#### Instruction
List all lines in the material below that contain "group".

[start Data for processing]

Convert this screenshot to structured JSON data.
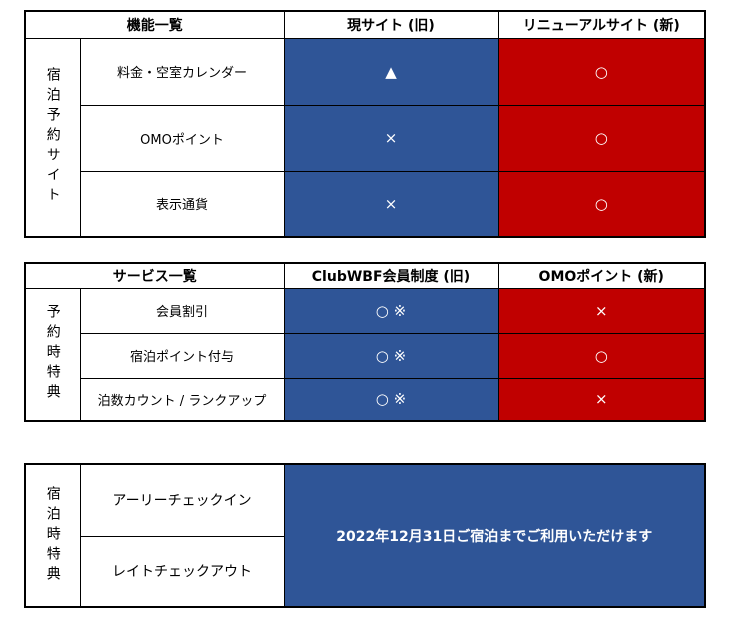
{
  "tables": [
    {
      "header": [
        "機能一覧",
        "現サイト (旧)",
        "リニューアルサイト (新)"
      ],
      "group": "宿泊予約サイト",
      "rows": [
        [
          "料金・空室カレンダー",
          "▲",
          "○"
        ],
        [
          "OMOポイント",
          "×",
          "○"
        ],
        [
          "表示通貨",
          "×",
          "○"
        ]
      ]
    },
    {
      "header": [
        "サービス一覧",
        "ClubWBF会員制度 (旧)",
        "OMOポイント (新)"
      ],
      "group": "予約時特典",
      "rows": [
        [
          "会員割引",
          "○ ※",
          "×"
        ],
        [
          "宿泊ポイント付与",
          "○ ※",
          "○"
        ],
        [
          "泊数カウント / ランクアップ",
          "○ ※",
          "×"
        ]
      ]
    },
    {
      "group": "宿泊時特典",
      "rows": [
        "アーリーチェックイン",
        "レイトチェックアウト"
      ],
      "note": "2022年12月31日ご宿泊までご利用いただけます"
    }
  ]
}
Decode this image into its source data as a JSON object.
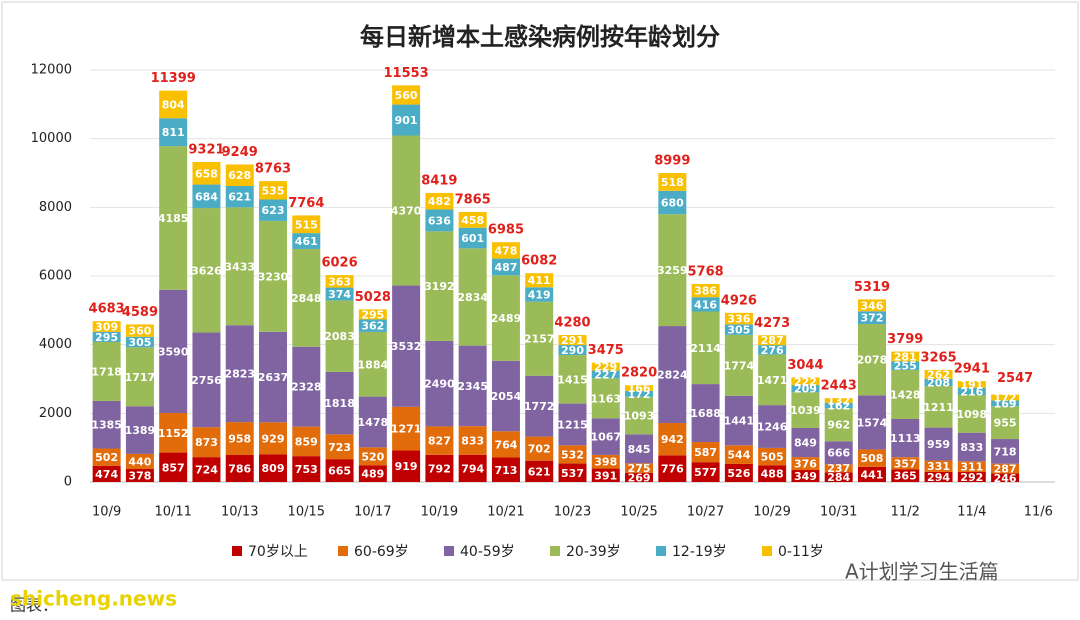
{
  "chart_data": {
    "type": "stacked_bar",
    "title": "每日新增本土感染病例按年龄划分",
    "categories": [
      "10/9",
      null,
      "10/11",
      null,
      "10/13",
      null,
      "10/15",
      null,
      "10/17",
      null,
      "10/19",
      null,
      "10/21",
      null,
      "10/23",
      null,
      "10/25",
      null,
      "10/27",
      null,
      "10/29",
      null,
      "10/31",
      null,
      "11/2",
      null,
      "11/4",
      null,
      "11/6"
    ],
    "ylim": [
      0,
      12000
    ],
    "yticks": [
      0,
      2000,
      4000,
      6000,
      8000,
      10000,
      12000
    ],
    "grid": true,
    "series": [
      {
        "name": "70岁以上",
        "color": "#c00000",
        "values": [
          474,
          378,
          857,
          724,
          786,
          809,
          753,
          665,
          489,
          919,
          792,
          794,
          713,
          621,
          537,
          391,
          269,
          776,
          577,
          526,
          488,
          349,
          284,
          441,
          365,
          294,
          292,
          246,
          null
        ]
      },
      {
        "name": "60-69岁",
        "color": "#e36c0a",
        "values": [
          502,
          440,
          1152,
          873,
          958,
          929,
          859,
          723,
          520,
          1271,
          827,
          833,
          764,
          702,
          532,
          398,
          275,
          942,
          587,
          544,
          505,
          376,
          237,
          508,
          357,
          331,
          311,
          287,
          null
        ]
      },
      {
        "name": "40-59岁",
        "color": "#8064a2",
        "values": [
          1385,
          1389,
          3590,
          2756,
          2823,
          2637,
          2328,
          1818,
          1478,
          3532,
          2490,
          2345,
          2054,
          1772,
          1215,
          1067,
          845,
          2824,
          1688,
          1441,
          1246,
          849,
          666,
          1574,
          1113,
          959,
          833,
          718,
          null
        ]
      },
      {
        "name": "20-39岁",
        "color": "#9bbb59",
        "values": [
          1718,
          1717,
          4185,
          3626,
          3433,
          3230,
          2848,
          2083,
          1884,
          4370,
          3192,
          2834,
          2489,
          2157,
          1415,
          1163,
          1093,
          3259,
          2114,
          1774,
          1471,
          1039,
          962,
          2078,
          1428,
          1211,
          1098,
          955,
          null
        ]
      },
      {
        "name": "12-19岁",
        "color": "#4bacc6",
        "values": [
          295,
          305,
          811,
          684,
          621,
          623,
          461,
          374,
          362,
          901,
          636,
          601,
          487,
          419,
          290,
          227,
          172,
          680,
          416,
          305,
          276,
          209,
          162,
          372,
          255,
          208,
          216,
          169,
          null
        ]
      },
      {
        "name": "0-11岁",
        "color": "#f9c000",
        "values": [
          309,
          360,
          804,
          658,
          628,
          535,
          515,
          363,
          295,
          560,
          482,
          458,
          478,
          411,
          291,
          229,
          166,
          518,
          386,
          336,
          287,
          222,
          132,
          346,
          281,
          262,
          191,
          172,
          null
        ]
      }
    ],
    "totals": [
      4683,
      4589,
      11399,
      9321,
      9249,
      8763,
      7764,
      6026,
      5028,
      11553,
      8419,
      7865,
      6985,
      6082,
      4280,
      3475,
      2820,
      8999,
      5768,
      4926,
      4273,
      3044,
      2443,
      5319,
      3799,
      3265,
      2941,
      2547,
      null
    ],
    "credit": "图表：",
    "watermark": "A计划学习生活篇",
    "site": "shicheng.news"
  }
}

[end Data for processing]

#### The result
      "group": "宿泊予約サイト",
      "group": "予約時特典",
      "group": "宿泊時特典",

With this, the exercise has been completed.